> Problem to work on
Output each entry verbatim and exclude every picture from it.

> Data to process

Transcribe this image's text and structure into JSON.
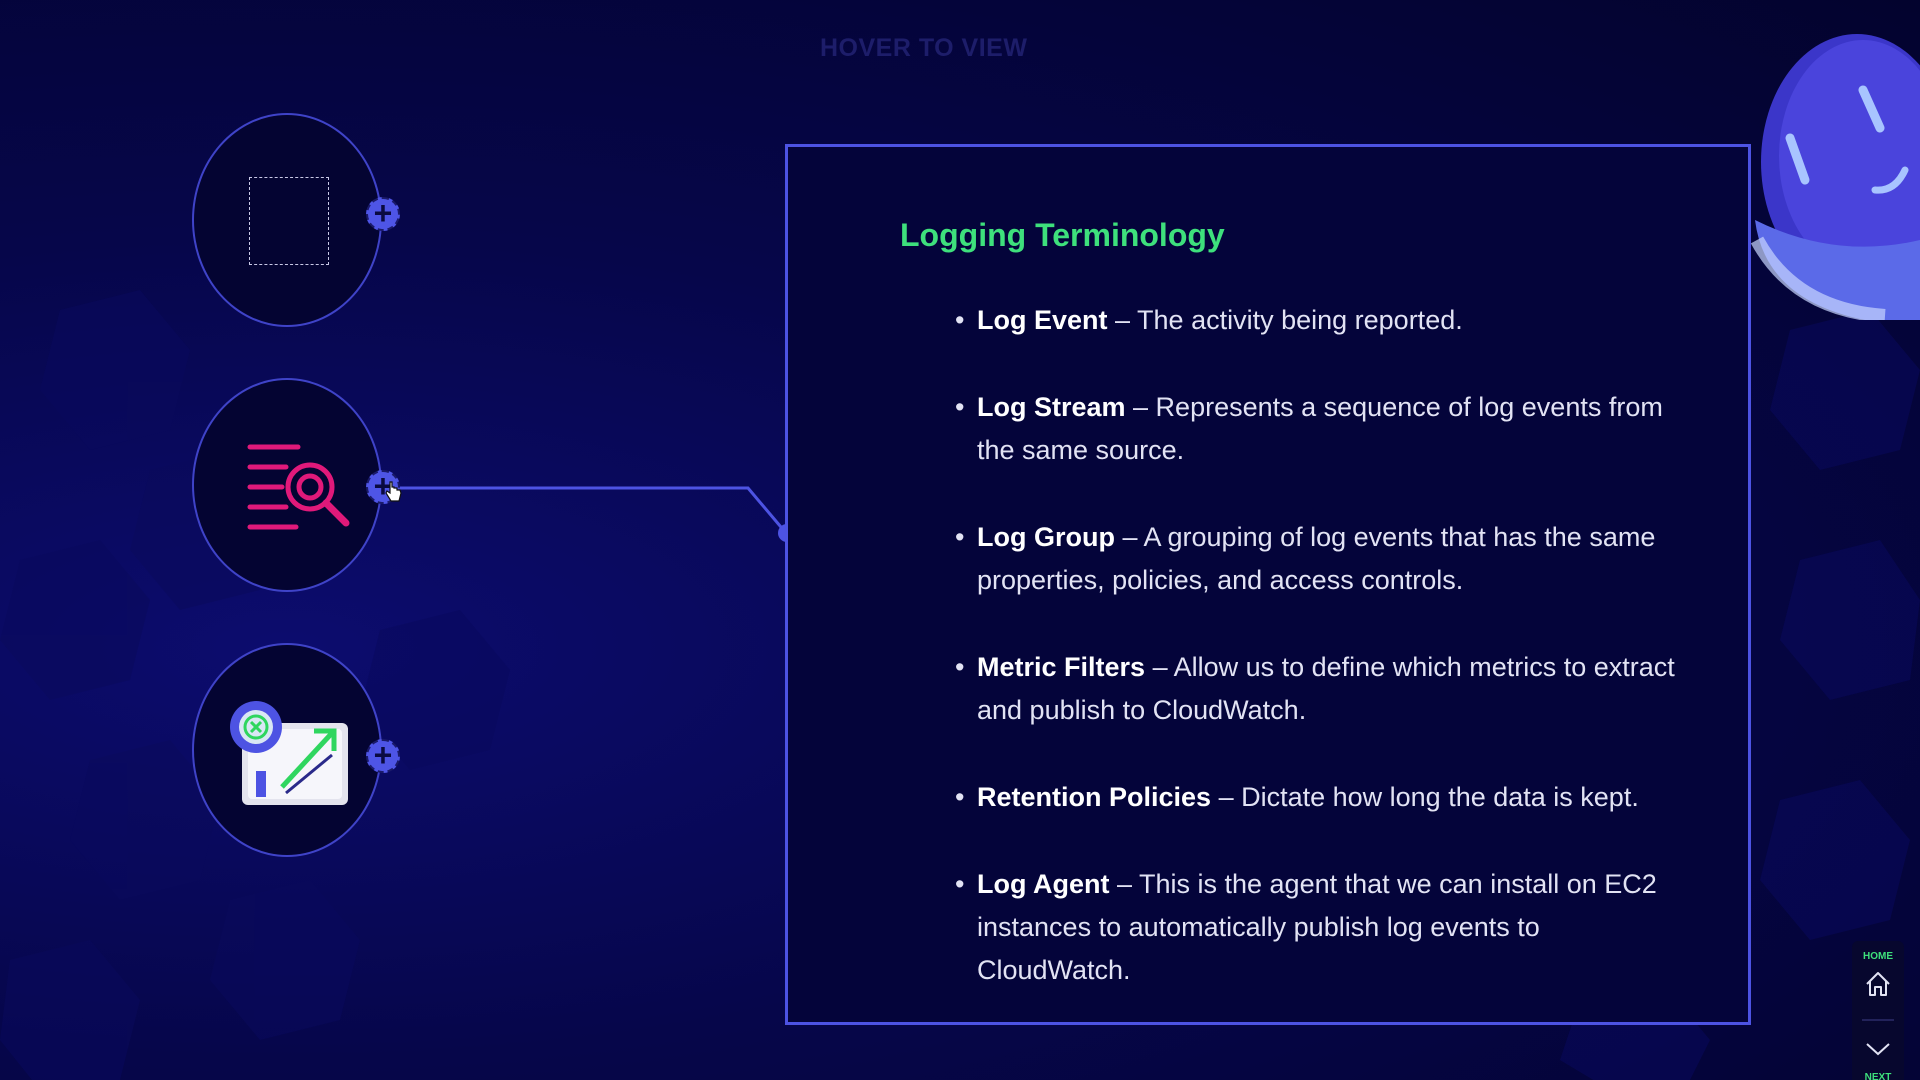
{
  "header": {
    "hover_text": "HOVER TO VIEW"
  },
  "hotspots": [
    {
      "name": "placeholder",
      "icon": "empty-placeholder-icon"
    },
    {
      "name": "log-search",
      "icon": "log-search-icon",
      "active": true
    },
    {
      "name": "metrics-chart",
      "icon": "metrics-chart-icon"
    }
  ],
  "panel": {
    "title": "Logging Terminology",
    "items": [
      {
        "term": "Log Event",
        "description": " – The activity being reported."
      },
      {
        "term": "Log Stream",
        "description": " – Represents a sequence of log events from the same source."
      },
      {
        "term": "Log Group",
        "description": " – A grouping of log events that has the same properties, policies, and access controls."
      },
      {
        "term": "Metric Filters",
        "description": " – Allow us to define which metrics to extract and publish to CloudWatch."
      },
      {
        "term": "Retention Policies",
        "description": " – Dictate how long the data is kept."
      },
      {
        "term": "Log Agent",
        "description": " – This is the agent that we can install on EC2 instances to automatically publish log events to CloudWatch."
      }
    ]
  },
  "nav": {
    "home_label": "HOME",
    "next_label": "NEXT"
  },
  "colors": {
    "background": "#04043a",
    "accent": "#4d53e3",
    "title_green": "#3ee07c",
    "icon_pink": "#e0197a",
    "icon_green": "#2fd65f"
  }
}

> Response below
Transcribe this image's text and structure into JSON.
{
  "header": {
    "hover_text": "HOVER TO VIEW"
  },
  "hotspots": [
    {
      "name": "placeholder",
      "icon": "empty-placeholder-icon"
    },
    {
      "name": "log-search",
      "icon": "log-search-icon",
      "active": true
    },
    {
      "name": "metrics-chart",
      "icon": "metrics-chart-icon"
    }
  ],
  "panel": {
    "title": "Logging Terminology",
    "items": [
      {
        "term": "Log Event",
        "description": " – The activity being reported."
      },
      {
        "term": "Log Stream",
        "description": " – Represents a sequence of log events from the same source."
      },
      {
        "term": "Log Group",
        "description": " – A grouping of log events that has the same properties, policies, and access controls."
      },
      {
        "term": "Metric Filters",
        "description": " – Allow us to define which metrics to extract and publish to CloudWatch."
      },
      {
        "term": "Retention Policies",
        "description": " – Dictate how long the data is kept."
      },
      {
        "term": "Log Agent",
        "description": " – This is the agent that we can install on EC2 instances to automatically publish log events to CloudWatch."
      }
    ]
  },
  "nav": {
    "home_label": "HOME",
    "next_label": "NEXT"
  },
  "colors": {
    "background": "#04043a",
    "accent": "#4d53e3",
    "title_green": "#3ee07c",
    "icon_pink": "#e0197a",
    "icon_green": "#2fd65f"
  }
}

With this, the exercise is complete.